▶ **Problem description**
Repeat the material verbatim and drop the pictures.
-- Start --
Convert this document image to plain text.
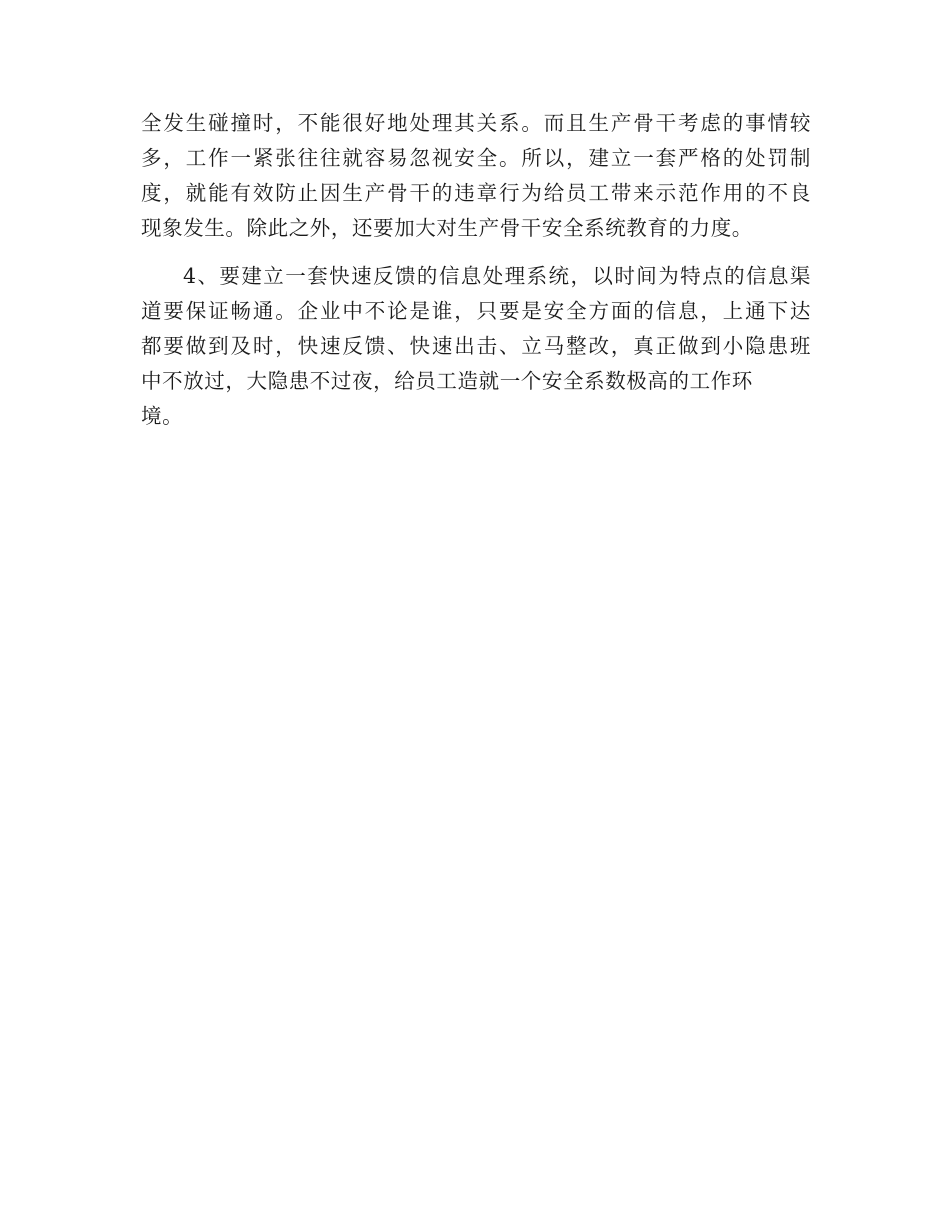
全发生碰撞时，不能很好地处理其关系。而且生产骨干考虑的事情较
多，工作一紧张往往就容易忽视安全。所以，建立一套严格的处罚制
度，就能有效防止因生产骨干的违章行为给员工带来示范作用的不良
现象发生。除此之外，还要加大对生产骨干安全系统教育的力度。
4、要建立一套快速反馈的信息处理系统，以时间为特点的信息渠
道要保证畅通。企业中不论是谁，只要是安全方面的信息，上通下达
都要做到及时，快速反馈、快速出击、立马整改，真正做到小隐患班
中不放过，大隐患不过夜，给员工造就一个安全系数极高的工作环
境。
-- End --
▶ **Correct response**
Convert this document image to plain text.
全发生碰撞时，不能很好地处理其关系。而且生产骨干考虑的事情较
多，工作一紧张往往就容易忽视安全。所以，建立一套严格的处罚制
度，就能有效防止因生产骨干的违章行为给员工带来示范作用的不良
现象发生。除此之外，还要加大对生产骨干安全系统教育的力度。
4、要建立一套快速反馈的信息处理系统，以时间为特点的信息渠
道要保证畅通。企业中不论是谁，只要是安全方面的信息，上通下达
都要做到及时，快速反馈、快速出击、立马整改，真正做到小隐患班
中不放过，大隐患不过夜，给员工造就一个安全系数极高的工作环
境。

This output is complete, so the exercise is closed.